Whenever a line contains the string "important", copy it out of the entries.

→ RECORD SET:
┏━━
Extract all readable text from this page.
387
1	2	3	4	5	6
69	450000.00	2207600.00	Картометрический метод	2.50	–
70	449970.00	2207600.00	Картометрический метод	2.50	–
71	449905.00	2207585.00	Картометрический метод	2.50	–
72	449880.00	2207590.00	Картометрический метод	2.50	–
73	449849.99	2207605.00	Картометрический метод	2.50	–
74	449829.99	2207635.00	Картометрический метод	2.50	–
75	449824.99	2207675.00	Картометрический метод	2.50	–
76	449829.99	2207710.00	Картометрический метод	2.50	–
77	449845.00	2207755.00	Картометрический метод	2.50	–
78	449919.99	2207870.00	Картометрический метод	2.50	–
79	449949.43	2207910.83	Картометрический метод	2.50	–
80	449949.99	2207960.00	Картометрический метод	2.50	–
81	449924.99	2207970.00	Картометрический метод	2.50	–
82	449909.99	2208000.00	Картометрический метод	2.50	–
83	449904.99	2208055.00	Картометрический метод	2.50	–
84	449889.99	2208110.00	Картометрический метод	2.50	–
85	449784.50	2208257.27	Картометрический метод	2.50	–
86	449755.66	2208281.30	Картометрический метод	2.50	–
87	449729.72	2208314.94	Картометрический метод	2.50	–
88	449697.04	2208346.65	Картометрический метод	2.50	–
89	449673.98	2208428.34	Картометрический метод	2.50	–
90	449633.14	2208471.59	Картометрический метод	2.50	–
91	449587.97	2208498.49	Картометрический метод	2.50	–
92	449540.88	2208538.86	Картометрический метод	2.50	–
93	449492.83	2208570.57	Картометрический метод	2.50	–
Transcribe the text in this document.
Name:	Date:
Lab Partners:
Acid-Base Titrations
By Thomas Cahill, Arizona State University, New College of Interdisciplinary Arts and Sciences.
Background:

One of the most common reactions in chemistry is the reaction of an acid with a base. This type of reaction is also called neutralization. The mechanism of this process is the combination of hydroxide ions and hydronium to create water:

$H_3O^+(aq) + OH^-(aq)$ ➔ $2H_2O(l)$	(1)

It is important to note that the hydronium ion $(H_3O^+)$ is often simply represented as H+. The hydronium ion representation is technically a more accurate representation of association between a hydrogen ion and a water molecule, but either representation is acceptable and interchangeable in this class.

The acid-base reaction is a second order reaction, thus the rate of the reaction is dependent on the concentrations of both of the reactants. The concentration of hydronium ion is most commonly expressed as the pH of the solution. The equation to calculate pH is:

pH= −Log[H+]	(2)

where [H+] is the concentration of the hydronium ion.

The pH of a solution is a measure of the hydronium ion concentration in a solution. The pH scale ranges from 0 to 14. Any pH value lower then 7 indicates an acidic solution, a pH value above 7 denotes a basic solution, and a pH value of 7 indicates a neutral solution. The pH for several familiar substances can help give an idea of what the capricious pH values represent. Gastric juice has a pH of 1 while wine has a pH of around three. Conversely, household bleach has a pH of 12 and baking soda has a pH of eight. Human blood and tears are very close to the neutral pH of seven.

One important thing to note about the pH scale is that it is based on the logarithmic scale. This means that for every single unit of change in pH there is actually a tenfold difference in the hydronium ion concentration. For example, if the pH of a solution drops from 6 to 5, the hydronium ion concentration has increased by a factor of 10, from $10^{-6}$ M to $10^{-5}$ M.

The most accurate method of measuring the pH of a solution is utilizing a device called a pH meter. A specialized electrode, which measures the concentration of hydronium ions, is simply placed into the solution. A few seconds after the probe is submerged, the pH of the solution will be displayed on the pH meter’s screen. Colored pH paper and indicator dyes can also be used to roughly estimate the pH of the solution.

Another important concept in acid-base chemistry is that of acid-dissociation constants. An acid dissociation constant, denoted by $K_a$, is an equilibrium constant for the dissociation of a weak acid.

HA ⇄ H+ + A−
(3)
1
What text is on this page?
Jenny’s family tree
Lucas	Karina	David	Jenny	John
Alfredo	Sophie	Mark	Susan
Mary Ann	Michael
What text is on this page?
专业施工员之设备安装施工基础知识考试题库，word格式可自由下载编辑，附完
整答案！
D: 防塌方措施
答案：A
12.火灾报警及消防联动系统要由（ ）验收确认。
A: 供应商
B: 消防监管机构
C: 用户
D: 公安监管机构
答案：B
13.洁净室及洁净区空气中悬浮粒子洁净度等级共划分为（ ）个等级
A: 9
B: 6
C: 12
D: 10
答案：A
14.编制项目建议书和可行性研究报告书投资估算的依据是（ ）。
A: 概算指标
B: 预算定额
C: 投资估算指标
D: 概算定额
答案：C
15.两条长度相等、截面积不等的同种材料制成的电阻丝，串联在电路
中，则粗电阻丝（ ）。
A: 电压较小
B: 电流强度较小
┗━━
→ FULL SOLUTION:
It is important to note that the hydronium ion $(H_3O^+)$ is often simply represented as H+. The hydronium ion representation is technically a more accurate representation of association between a hydrogen ion and a water molecule, but either representation is acceptable and interchangeable in this class.
One important thing to note about the pH scale is that it is based on the logarithmic scale. This means that for every single unit of change in pH there is actually a tenfold difference in the hydronium ion concentration. For example, if the pH of a solution drops from 6 to 5, the hydronium ion concentration has increased by a factor of 10, from $10^{-6}$ M to $10^{-5}$ M.
Another important concept in acid-base chemistry is that of acid-dissociation constants. An acid dissociation constant, denoted by $K_a$, is an equilibrium constant for the dissociation of a weak acid.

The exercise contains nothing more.